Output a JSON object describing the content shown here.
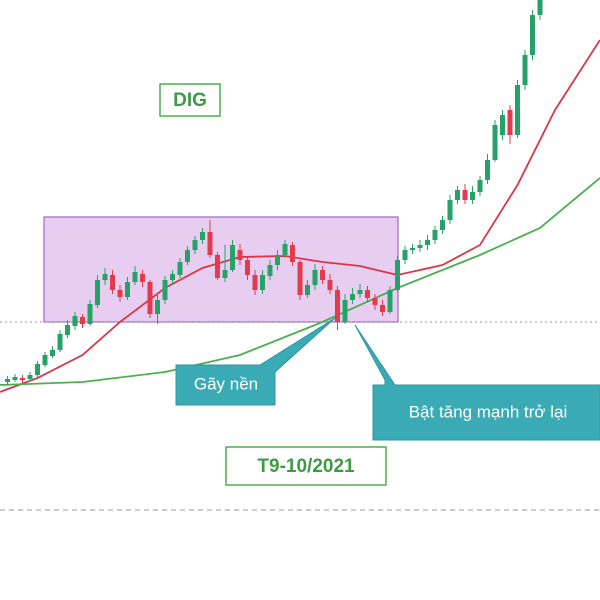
{
  "chart_data": {
    "type": "candlestick",
    "annotations": [
      "DIG",
      "Gãy nền",
      "Bật tăng mạnh trở lại",
      "T9-10/2021"
    ],
    "xlim": [
      -1,
      79
    ],
    "ylim": [
      20,
      80
    ],
    "up_color": "#26a269",
    "down_color": "#e23b4e",
    "open": [
      41.8,
      42.0,
      42.2,
      42.1,
      42.5,
      43.5,
      44.4,
      45.0,
      46.5,
      47.4,
      48.3,
      47.6,
      49.5,
      52.0,
      52.5,
      51.0,
      50.3,
      51.8,
      52.6,
      51.8,
      48.6,
      50.0,
      52.0,
      52.5,
      53.8,
      55.0,
      56.0,
      56.8,
      54.5,
      52.2,
      53.0,
      55.0,
      54.0,
      52.5,
      51.0,
      52.4,
      53.5,
      54.5,
      55.5,
      53.8,
      50.5,
      51.5,
      53.0,
      52.0,
      51.0,
      47.8,
      50.0,
      50.6,
      51.0,
      50.2,
      49.5,
      48.8,
      51.0,
      54.0,
      55.0,
      55.2,
      55.5,
      56.0,
      57.0,
      58.0,
      60.0,
      61.0,
      60.0,
      60.8,
      62.0,
      64.0,
      66.5,
      69.0,
      66.5,
      71.5,
      74.5,
      78.5
    ],
    "high": [
      42.4,
      42.6,
      42.5,
      42.8,
      43.9,
      44.8,
      45.4,
      47.0,
      48.0,
      48.8,
      48.6,
      50.0,
      52.5,
      53.2,
      53.0,
      51.5,
      52.3,
      53.4,
      53.0,
      52.0,
      50.5,
      52.4,
      53.0,
      54.2,
      55.4,
      56.4,
      57.2,
      58.0,
      54.8,
      55.5,
      56.0,
      55.6,
      54.4,
      53.0,
      53.0,
      54.0,
      55.0,
      56.0,
      55.8,
      54.0,
      52.0,
      53.6,
      53.4,
      52.6,
      51.4,
      50.6,
      51.2,
      51.6,
      51.4,
      50.6,
      50.0,
      51.4,
      54.4,
      55.4,
      55.6,
      56.0,
      56.5,
      57.4,
      58.4,
      60.5,
      61.4,
      61.6,
      61.4,
      62.4,
      64.6,
      68.0,
      69.0,
      69.5,
      72.0,
      75.0,
      79.0,
      81.5
    ],
    "low": [
      41.5,
      41.8,
      41.7,
      41.9,
      42.3,
      43.3,
      44.2,
      44.8,
      46.2,
      47.0,
      47.2,
      47.4,
      49.2,
      51.5,
      50.6,
      49.8,
      50.0,
      51.5,
      51.3,
      48.2,
      47.6,
      49.6,
      51.5,
      52.2,
      53.5,
      54.6,
      55.6,
      54.2,
      52.0,
      51.8,
      52.8,
      53.5,
      52.0,
      50.5,
      50.6,
      52.0,
      53.0,
      54.2,
      53.4,
      50.0,
      50.2,
      51.0,
      51.6,
      50.6,
      47.0,
      47.6,
      49.6,
      50.2,
      49.8,
      49.0,
      48.4,
      48.6,
      50.8,
      53.6,
      54.6,
      54.8,
      55.0,
      55.6,
      56.6,
      57.6,
      59.6,
      59.6,
      59.6,
      60.4,
      61.6,
      63.8,
      66.0,
      65.6,
      66.2,
      71.0,
      74.0,
      78.0
    ],
    "close": [
      42.1,
      42.3,
      42.0,
      42.5,
      43.6,
      44.5,
      45.0,
      46.6,
      47.5,
      48.4,
      47.6,
      49.6,
      52.0,
      52.6,
      51.0,
      50.3,
      51.8,
      52.8,
      51.8,
      48.6,
      50.0,
      52.0,
      52.6,
      53.8,
      55.0,
      56.0,
      56.8,
      54.5,
      52.2,
      53.0,
      55.5,
      54.0,
      52.5,
      51.0,
      52.5,
      53.5,
      54.5,
      55.6,
      53.8,
      50.5,
      51.5,
      53.0,
      52.0,
      51.0,
      47.8,
      50.0,
      50.6,
      51.0,
      50.2,
      49.5,
      48.8,
      51.0,
      54.0,
      55.0,
      55.2,
      55.5,
      56.0,
      57.0,
      58.0,
      60.0,
      61.0,
      60.0,
      60.8,
      62.0,
      64.0,
      67.5,
      68.5,
      66.5,
      71.5,
      74.5,
      78.5,
      81.0
    ],
    "series": [
      {
        "color": "#d9364a",
        "x": [
          -1,
          4,
          10,
          15,
          21,
          26,
          31,
          37,
          42,
          47,
          52,
          58,
          63,
          68,
          73,
          79
        ],
        "values": [
          40.8,
          42.2,
          44.5,
          47.8,
          51.2,
          53.2,
          54.3,
          54.4,
          53.8,
          53.4,
          52.5,
          53.5,
          55.5,
          61.5,
          69.0,
          76.0
        ]
      },
      {
        "color": "#4caf50",
        "x": [
          -1,
          10,
          21,
          31,
          42,
          52,
          63,
          71,
          79
        ],
        "values": [
          41.5,
          41.8,
          42.8,
          44.5,
          47.8,
          51.2,
          54.5,
          57.2,
          62.2
        ]
      }
    ]
  }
}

++++++

**Goal**
Without the images, write out each line of the data verbatim.

**Solution below**
Output a JSON object describing the content shown here.
{
  "chart_data": {
    "type": "candlestick",
    "annotations": [
      "DIG",
      "Gãy nền",
      "Bật tăng mạnh trở lại",
      "T9-10/2021"
    ],
    "xlim": [
      -1,
      79
    ],
    "ylim": [
      20,
      80
    ],
    "up_color": "#26a269",
    "down_color": "#e23b4e",
    "open": [
      41.8,
      42.0,
      42.2,
      42.1,
      42.5,
      43.5,
      44.4,
      45.0,
      46.5,
      47.4,
      48.3,
      47.6,
      49.5,
      52.0,
      52.5,
      51.0,
      50.3,
      51.8,
      52.6,
      51.8,
      48.6,
      50.0,
      52.0,
      52.5,
      53.8,
      55.0,
      56.0,
      56.8,
      54.5,
      52.2,
      53.0,
      55.0,
      54.0,
      52.5,
      51.0,
      52.4,
      53.5,
      54.5,
      55.5,
      53.8,
      50.5,
      51.5,
      53.0,
      52.0,
      51.0,
      47.8,
      50.0,
      50.6,
      51.0,
      50.2,
      49.5,
      48.8,
      51.0,
      54.0,
      55.0,
      55.2,
      55.5,
      56.0,
      57.0,
      58.0,
      60.0,
      61.0,
      60.0,
      60.8,
      62.0,
      64.0,
      66.5,
      69.0,
      66.5,
      71.5,
      74.5,
      78.5
    ],
    "high": [
      42.4,
      42.6,
      42.5,
      42.8,
      43.9,
      44.8,
      45.4,
      47.0,
      48.0,
      48.8,
      48.6,
      50.0,
      52.5,
      53.2,
      53.0,
      51.5,
      52.3,
      53.4,
      53.0,
      52.0,
      50.5,
      52.4,
      53.0,
      54.2,
      55.4,
      56.4,
      57.2,
      58.0,
      54.8,
      55.5,
      56.0,
      55.6,
      54.4,
      53.0,
      53.0,
      54.0,
      55.0,
      56.0,
      55.8,
      54.0,
      52.0,
      53.6,
      53.4,
      52.6,
      51.4,
      50.6,
      51.2,
      51.6,
      51.4,
      50.6,
      50.0,
      51.4,
      54.4,
      55.4,
      55.6,
      56.0,
      56.5,
      57.4,
      58.4,
      60.5,
      61.4,
      61.6,
      61.4,
      62.4,
      64.6,
      68.0,
      69.0,
      69.5,
      72.0,
      75.0,
      79.0,
      81.5
    ],
    "low": [
      41.5,
      41.8,
      41.7,
      41.9,
      42.3,
      43.3,
      44.2,
      44.8,
      46.2,
      47.0,
      47.2,
      47.4,
      49.2,
      51.5,
      50.6,
      49.8,
      50.0,
      51.5,
      51.3,
      48.2,
      47.6,
      49.6,
      51.5,
      52.2,
      53.5,
      54.6,
      55.6,
      54.2,
      52.0,
      51.8,
      52.8,
      53.5,
      52.0,
      50.5,
      50.6,
      52.0,
      53.0,
      54.2,
      53.4,
      50.0,
      50.2,
      51.0,
      51.6,
      50.6,
      47.0,
      47.6,
      49.6,
      50.2,
      49.8,
      49.0,
      48.4,
      48.6,
      50.8,
      53.6,
      54.6,
      54.8,
      55.0,
      55.6,
      56.6,
      57.6,
      59.6,
      59.6,
      59.6,
      60.4,
      61.6,
      63.8,
      66.0,
      65.6,
      66.2,
      71.0,
      74.0,
      78.0
    ],
    "close": [
      42.1,
      42.3,
      42.0,
      42.5,
      43.6,
      44.5,
      45.0,
      46.6,
      47.5,
      48.4,
      47.6,
      49.6,
      52.0,
      52.6,
      51.0,
      50.3,
      51.8,
      52.8,
      51.8,
      48.6,
      50.0,
      52.0,
      52.6,
      53.8,
      55.0,
      56.0,
      56.8,
      54.5,
      52.2,
      53.0,
      55.5,
      54.0,
      52.5,
      51.0,
      52.5,
      53.5,
      54.5,
      55.6,
      53.8,
      50.5,
      51.5,
      53.0,
      52.0,
      51.0,
      47.8,
      50.0,
      50.6,
      51.0,
      50.2,
      49.5,
      48.8,
      51.0,
      54.0,
      55.0,
      55.2,
      55.5,
      56.0,
      57.0,
      58.0,
      60.0,
      61.0,
      60.0,
      60.8,
      62.0,
      64.0,
      67.5,
      68.5,
      66.5,
      71.5,
      74.5,
      78.5,
      81.0
    ],
    "series": [
      {
        "color": "#d9364a",
        "x": [
          -1,
          4,
          10,
          15,
          21,
          26,
          31,
          37,
          42,
          47,
          52,
          58,
          63,
          68,
          73,
          79
        ],
        "values": [
          40.8,
          42.2,
          44.5,
          47.8,
          51.2,
          53.2,
          54.3,
          54.4,
          53.8,
          53.4,
          52.5,
          53.5,
          55.5,
          61.5,
          69.0,
          76.0
        ]
      },
      {
        "color": "#4caf50",
        "x": [
          -1,
          10,
          21,
          31,
          42,
          52,
          63,
          71,
          79
        ],
        "values": [
          41.5,
          41.8,
          42.8,
          44.5,
          47.8,
          51.2,
          54.5,
          57.2,
          62.2
        ]
      }
    ]
  }
}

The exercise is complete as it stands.